[Data records]

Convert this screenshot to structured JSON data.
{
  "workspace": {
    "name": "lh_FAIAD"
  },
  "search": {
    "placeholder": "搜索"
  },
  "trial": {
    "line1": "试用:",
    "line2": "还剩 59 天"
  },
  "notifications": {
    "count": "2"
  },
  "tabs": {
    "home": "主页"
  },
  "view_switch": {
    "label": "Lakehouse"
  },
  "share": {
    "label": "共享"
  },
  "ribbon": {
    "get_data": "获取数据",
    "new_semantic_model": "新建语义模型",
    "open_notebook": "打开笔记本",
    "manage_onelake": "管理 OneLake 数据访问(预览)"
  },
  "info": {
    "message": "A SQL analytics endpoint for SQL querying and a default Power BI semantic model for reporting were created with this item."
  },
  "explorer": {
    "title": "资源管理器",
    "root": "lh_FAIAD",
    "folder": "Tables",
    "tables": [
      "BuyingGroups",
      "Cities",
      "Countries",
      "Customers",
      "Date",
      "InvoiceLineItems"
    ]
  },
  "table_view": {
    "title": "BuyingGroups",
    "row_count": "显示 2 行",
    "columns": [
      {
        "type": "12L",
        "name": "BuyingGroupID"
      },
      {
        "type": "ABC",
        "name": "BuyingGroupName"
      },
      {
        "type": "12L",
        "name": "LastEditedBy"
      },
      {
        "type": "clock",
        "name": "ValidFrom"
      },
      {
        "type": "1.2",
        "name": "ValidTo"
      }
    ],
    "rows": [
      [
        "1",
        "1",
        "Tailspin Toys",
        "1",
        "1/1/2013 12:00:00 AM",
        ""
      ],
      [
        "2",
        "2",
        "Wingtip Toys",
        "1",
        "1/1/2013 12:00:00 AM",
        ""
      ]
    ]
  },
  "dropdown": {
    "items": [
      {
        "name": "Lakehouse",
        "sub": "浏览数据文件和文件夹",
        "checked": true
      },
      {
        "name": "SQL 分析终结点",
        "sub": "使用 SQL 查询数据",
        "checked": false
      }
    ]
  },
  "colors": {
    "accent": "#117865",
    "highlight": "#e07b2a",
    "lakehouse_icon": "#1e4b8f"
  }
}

Exercise
Your task is to transcribe the listing above in full, exactly as given.

Expected answer
Convert this screenshot to structured JSON data.
{
  "workspace": {
    "name": "lh_FAIAD"
  },
  "search": {
    "placeholder": "搜索"
  },
  "trial": {
    "line1": "试用:",
    "line2": "还剩 59 天"
  },
  "notifications": {
    "count": "2"
  },
  "tabs": {
    "home": "主页"
  },
  "view_switch": {
    "label": "Lakehouse"
  },
  "share": {
    "label": "共享"
  },
  "ribbon": {
    "get_data": "获取数据",
    "new_semantic_model": "新建语义模型",
    "open_notebook": "打开笔记本",
    "manage_onelake": "管理 OneLake 数据访问(预览)"
  },
  "info": {
    "message": "A SQL analytics endpoint for SQL querying and a default Power BI semantic model for reporting were created with this item."
  },
  "explorer": {
    "title": "资源管理器",
    "root": "lh_FAIAD",
    "folder": "Tables",
    "tables": [
      "BuyingGroups",
      "Cities",
      "Countries",
      "Customers",
      "Date",
      "InvoiceLineItems"
    ]
  },
  "table_view": {
    "title": "BuyingGroups",
    "row_count": "显示 2 行",
    "columns": [
      {
        "type": "12L",
        "name": "BuyingGroupID"
      },
      {
        "type": "ABC",
        "name": "BuyingGroupName"
      },
      {
        "type": "12L",
        "name": "LastEditedBy"
      },
      {
        "type": "clock",
        "name": "ValidFrom"
      },
      {
        "type": "1.2",
        "name": "ValidTo"
      }
    ],
    "rows": [
      [
        "1",
        "1",
        "Tailspin Toys",
        "1",
        "1/1/2013 12:00:00 AM",
        ""
      ],
      [
        "2",
        "2",
        "Wingtip Toys",
        "1",
        "1/1/2013 12:00:00 AM",
        ""
      ]
    ]
  },
  "dropdown": {
    "items": [
      {
        "name": "Lakehouse",
        "sub": "浏览数据文件和文件夹",
        "checked": true
      },
      {
        "name": "SQL 分析终结点",
        "sub": "使用 SQL 查询数据",
        "checked": false
      }
    ]
  },
  "colors": {
    "accent": "#117865",
    "highlight": "#e07b2a",
    "lakehouse_icon": "#1e4b8f"
  }
}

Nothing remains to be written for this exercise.